Start of EXERCISE INPUT

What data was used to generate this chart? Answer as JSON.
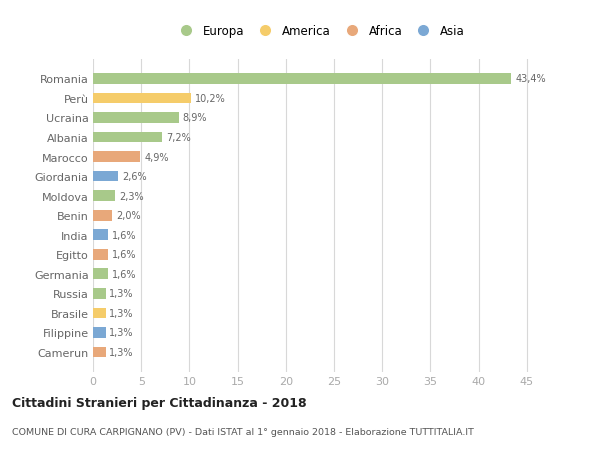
{
  "categories": [
    "Romania",
    "Perù",
    "Ucraina",
    "Albania",
    "Marocco",
    "Giordania",
    "Moldova",
    "Benin",
    "India",
    "Egitto",
    "Germania",
    "Russia",
    "Brasile",
    "Filippine",
    "Camerun"
  ],
  "values": [
    43.4,
    10.2,
    8.9,
    7.2,
    4.9,
    2.6,
    2.3,
    2.0,
    1.6,
    1.6,
    1.6,
    1.3,
    1.3,
    1.3,
    1.3
  ],
  "labels": [
    "43,4%",
    "10,2%",
    "8,9%",
    "7,2%",
    "4,9%",
    "2,6%",
    "2,3%",
    "2,0%",
    "1,6%",
    "1,6%",
    "1,6%",
    "1,3%",
    "1,3%",
    "1,3%",
    "1,3%"
  ],
  "continents": [
    "Europa",
    "America",
    "Europa",
    "Europa",
    "Africa",
    "Asia",
    "Europa",
    "Africa",
    "Asia",
    "Africa",
    "Europa",
    "Europa",
    "America",
    "Asia",
    "Africa"
  ],
  "colors": {
    "Europa": "#a8c98a",
    "America": "#f5cc6a",
    "Africa": "#e8a87a",
    "Asia": "#7ba8d4"
  },
  "legend_order": [
    "Europa",
    "America",
    "Africa",
    "Asia"
  ],
  "title": "Cittadini Stranieri per Cittadinanza - 2018",
  "subtitle": "COMUNE DI CURA CARPIGNANO (PV) - Dati ISTAT al 1° gennaio 2018 - Elaborazione TUTTITALIA.IT",
  "xlim": [
    0,
    47
  ],
  "xticks": [
    0,
    5,
    10,
    15,
    20,
    25,
    30,
    35,
    40,
    45
  ],
  "bg_color": "#ffffff",
  "grid_color": "#d8d8d8",
  "bar_height": 0.55
}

End of EXERCISE INPUT

• [EXERCISE BRIEF]:
Make an exact reproduction of the listing above, without any pictures.

• [WRITTEN RESPONSE]:
What data was used to generate this chart? Answer as JSON.
{
  "categories": [
    "Romania",
    "Perù",
    "Ucraina",
    "Albania",
    "Marocco",
    "Giordania",
    "Moldova",
    "Benin",
    "India",
    "Egitto",
    "Germania",
    "Russia",
    "Brasile",
    "Filippine",
    "Camerun"
  ],
  "values": [
    43.4,
    10.2,
    8.9,
    7.2,
    4.9,
    2.6,
    2.3,
    2.0,
    1.6,
    1.6,
    1.6,
    1.3,
    1.3,
    1.3,
    1.3
  ],
  "labels": [
    "43,4%",
    "10,2%",
    "8,9%",
    "7,2%",
    "4,9%",
    "2,6%",
    "2,3%",
    "2,0%",
    "1,6%",
    "1,6%",
    "1,6%",
    "1,3%",
    "1,3%",
    "1,3%",
    "1,3%"
  ],
  "continents": [
    "Europa",
    "America",
    "Europa",
    "Europa",
    "Africa",
    "Asia",
    "Europa",
    "Africa",
    "Asia",
    "Africa",
    "Europa",
    "Europa",
    "America",
    "Asia",
    "Africa"
  ],
  "colors": {
    "Europa": "#a8c98a",
    "America": "#f5cc6a",
    "Africa": "#e8a87a",
    "Asia": "#7ba8d4"
  },
  "legend_order": [
    "Europa",
    "America",
    "Africa",
    "Asia"
  ],
  "title": "Cittadini Stranieri per Cittadinanza - 2018",
  "subtitle": "COMUNE DI CURA CARPIGNANO (PV) - Dati ISTAT al 1° gennaio 2018 - Elaborazione TUTTITALIA.IT",
  "xlim": [
    0,
    47
  ],
  "xticks": [
    0,
    5,
    10,
    15,
    20,
    25,
    30,
    35,
    40,
    45
  ],
  "bg_color": "#ffffff",
  "grid_color": "#d8d8d8",
  "bar_height": 0.55
}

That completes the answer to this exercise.